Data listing
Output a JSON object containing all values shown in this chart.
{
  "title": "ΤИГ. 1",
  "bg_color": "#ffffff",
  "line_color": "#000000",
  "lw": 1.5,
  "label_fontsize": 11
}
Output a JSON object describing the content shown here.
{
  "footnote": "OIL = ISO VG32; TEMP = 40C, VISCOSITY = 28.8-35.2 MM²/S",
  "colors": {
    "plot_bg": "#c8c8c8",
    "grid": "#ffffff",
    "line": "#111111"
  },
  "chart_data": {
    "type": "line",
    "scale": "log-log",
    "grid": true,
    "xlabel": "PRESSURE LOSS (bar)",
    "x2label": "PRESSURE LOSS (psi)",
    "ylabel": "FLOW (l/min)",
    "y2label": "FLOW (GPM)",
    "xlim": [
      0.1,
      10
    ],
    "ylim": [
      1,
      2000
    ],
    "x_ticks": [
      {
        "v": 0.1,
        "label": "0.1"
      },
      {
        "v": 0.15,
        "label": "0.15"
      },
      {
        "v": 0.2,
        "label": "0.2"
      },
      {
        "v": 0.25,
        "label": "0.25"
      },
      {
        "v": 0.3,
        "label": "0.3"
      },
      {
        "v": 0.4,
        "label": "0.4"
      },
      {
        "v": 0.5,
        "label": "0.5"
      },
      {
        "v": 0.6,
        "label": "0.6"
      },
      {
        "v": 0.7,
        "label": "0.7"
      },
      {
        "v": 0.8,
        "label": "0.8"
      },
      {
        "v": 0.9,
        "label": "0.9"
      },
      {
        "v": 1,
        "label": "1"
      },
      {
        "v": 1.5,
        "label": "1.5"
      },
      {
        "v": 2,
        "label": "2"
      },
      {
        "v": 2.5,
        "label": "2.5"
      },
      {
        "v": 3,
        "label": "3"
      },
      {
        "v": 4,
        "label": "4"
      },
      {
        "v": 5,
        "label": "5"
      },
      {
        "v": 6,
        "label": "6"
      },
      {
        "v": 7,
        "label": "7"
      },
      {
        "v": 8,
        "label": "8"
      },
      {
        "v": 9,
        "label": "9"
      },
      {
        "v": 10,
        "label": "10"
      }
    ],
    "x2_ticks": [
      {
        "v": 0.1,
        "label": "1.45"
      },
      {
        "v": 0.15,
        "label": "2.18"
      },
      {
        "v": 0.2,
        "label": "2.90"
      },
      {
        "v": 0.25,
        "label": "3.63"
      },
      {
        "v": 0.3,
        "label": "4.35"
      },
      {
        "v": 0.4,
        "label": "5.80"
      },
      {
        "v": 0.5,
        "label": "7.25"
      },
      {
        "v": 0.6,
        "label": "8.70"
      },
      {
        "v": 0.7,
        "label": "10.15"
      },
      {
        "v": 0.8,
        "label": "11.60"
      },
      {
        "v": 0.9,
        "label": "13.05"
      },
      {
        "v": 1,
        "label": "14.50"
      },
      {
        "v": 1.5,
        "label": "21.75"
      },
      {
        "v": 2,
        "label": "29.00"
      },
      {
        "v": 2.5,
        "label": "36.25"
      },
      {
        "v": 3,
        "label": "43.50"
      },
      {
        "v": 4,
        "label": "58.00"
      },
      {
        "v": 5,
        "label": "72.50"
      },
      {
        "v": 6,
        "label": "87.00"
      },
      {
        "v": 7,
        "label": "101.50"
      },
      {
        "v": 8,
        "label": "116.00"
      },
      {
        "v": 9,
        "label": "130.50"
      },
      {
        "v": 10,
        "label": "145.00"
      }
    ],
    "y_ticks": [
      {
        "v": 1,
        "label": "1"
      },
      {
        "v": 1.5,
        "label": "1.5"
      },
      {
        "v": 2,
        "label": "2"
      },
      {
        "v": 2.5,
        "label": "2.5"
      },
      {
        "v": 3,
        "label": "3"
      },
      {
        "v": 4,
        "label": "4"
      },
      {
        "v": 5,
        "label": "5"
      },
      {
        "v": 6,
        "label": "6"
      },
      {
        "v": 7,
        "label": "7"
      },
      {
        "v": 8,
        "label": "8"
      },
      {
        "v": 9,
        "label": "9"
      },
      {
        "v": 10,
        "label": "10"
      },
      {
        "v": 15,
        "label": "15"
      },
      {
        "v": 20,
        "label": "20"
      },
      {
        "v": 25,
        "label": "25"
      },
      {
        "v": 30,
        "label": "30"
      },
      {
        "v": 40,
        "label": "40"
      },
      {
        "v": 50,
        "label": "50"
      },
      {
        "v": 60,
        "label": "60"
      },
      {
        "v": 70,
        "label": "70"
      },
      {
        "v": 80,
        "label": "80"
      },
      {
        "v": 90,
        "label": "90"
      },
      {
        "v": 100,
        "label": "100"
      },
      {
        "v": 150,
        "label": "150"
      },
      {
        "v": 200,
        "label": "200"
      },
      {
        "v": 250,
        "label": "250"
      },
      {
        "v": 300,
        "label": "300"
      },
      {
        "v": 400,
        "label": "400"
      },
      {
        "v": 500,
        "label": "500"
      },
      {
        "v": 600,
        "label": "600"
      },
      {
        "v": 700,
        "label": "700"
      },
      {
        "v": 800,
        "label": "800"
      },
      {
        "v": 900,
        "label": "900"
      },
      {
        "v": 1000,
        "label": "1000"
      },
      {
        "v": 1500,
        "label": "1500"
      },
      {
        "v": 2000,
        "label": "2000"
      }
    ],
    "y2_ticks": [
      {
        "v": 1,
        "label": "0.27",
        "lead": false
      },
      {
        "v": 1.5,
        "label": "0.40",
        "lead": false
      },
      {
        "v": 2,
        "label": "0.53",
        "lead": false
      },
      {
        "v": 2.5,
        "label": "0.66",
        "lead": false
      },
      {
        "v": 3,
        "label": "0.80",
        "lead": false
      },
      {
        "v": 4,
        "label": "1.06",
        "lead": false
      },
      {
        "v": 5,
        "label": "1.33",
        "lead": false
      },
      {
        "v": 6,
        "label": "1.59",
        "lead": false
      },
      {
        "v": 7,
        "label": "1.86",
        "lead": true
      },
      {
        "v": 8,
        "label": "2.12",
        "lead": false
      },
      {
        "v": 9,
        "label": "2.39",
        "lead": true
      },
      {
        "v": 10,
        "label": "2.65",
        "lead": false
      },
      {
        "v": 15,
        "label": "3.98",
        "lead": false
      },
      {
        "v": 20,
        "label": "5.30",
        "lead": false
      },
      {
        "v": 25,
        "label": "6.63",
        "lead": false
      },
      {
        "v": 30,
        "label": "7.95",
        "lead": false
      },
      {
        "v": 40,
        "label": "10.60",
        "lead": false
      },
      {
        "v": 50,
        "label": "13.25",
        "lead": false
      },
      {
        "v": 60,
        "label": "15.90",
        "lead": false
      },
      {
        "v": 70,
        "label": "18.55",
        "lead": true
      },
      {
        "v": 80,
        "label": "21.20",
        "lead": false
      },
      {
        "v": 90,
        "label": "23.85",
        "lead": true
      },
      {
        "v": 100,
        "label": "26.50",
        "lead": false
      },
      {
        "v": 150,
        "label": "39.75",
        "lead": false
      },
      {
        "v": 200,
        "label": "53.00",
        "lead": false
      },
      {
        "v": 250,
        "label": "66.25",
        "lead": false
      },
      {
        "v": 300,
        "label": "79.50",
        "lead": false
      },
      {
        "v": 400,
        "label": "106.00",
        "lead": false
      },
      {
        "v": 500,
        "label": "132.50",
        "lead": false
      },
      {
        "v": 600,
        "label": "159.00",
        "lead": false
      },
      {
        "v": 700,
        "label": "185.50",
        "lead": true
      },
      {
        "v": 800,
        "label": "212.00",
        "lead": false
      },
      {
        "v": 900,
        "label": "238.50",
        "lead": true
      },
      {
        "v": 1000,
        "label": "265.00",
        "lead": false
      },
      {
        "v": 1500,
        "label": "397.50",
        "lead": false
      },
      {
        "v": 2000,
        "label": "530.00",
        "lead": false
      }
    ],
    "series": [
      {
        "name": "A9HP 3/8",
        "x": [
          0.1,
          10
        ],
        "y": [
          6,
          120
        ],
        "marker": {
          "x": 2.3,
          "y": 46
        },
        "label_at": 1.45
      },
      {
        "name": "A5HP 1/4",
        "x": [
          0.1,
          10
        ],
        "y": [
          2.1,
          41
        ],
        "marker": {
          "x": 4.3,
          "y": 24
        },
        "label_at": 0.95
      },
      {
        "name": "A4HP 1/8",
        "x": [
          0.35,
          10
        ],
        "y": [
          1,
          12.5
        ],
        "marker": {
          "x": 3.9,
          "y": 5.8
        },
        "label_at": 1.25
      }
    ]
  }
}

Task statement
Say how many lines of the material contain the word "object", with no other text.

Finished answer
2